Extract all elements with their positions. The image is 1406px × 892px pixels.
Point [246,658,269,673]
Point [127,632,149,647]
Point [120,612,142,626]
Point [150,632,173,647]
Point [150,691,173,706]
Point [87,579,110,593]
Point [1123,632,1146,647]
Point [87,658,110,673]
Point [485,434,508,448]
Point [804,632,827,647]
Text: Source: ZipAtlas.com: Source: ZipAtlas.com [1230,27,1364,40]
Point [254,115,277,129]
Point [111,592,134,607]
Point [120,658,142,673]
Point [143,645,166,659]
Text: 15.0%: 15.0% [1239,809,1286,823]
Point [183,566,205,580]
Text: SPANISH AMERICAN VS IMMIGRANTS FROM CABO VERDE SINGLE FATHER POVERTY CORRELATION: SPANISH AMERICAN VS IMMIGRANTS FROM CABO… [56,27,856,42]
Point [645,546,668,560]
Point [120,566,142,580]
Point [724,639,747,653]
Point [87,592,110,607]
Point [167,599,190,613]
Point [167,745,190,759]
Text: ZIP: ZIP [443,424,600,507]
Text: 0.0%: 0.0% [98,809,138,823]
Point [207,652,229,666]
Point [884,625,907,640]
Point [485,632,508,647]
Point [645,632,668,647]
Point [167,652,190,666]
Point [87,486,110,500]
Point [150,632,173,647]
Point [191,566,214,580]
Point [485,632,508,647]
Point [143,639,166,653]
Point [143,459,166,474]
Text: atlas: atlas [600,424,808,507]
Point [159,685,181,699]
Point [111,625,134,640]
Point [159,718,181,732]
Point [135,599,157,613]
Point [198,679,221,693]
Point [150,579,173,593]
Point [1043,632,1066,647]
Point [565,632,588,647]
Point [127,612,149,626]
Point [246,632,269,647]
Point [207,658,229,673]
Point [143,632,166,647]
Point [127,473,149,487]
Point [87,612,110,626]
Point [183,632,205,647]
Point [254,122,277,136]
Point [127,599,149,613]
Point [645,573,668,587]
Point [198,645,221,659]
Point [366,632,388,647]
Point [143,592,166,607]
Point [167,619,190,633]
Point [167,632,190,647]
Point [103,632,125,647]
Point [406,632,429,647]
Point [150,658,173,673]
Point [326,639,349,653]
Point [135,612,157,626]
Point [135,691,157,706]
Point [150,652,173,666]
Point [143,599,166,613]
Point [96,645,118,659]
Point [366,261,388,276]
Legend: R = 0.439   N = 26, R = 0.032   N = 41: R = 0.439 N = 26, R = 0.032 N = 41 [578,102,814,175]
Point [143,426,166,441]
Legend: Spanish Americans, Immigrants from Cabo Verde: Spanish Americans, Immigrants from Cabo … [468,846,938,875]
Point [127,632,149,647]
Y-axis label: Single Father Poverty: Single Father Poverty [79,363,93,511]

__GOAL OF THE EXERCISE__: Swap every occurrence of "Point" in the records above for "Marker", and reproduce all lines with nothing else altered.

__THE COMPLETED TASK__:
Extract all elements with their positions. The image is 1406px × 892px pixels.
Marker [246,658,269,673]
Marker [127,632,149,647]
Marker [120,612,142,626]
Marker [150,632,173,647]
Marker [150,691,173,706]
Marker [87,579,110,593]
Marker [1123,632,1146,647]
Marker [87,658,110,673]
Marker [485,434,508,448]
Marker [804,632,827,647]
Text: Source: ZipAtlas.com: Source: ZipAtlas.com [1230,27,1364,40]
Marker [254,115,277,129]
Marker [111,592,134,607]
Marker [120,658,142,673]
Marker [143,645,166,659]
Text: 15.0%: 15.0% [1239,809,1286,823]
Marker [183,566,205,580]
Text: SPANISH AMERICAN VS IMMIGRANTS FROM CABO VERDE SINGLE FATHER POVERTY CORRELATION: SPANISH AMERICAN VS IMMIGRANTS FROM CABO… [56,27,856,42]
Marker [645,546,668,560]
Marker [120,566,142,580]
Marker [724,639,747,653]
Marker [87,592,110,607]
Marker [167,599,190,613]
Marker [167,745,190,759]
Text: ZIP: ZIP [443,424,600,507]
Text: 0.0%: 0.0% [98,809,138,823]
Marker [207,652,229,666]
Marker [884,625,907,640]
Marker [485,632,508,647]
Marker [645,632,668,647]
Marker [167,652,190,666]
Marker [87,486,110,500]
Marker [150,632,173,647]
Marker [191,566,214,580]
Marker [485,632,508,647]
Marker [143,639,166,653]
Marker [143,459,166,474]
Text: atlas: atlas [600,424,808,507]
Marker [159,685,181,699]
Marker [111,625,134,640]
Marker [159,718,181,732]
Marker [135,599,157,613]
Marker [198,679,221,693]
Marker [150,579,173,593]
Marker [1043,632,1066,647]
Marker [565,632,588,647]
Marker [127,612,149,626]
Marker [246,632,269,647]
Marker [207,658,229,673]
Marker [143,632,166,647]
Marker [127,473,149,487]
Marker [87,612,110,626]
Marker [183,632,205,647]
Marker [254,122,277,136]
Marker [127,599,149,613]
Marker [645,573,668,587]
Marker [198,645,221,659]
Marker [366,632,388,647]
Marker [143,592,166,607]
Marker [167,619,190,633]
Marker [167,632,190,647]
Marker [103,632,125,647]
Marker [406,632,429,647]
Marker [150,658,173,673]
Marker [326,639,349,653]
Marker [135,612,157,626]
Marker [135,691,157,706]
Marker [150,652,173,666]
Marker [143,599,166,613]
Marker [96,645,118,659]
Marker [366,261,388,276]
Legend: R = 0.439   N = 26, R = 0.032   N = 41: R = 0.439 N = 26, R = 0.032 N = 41 [578,102,814,175]
Marker [143,426,166,441]
Legend: Spanish Americans, Immigrants from Cabo Verde: Spanish Americans, Immigrants from Cabo … [468,846,938,875]
Marker [127,632,149,647]
Y-axis label: Single Father Poverty: Single Father Poverty [79,363,93,511]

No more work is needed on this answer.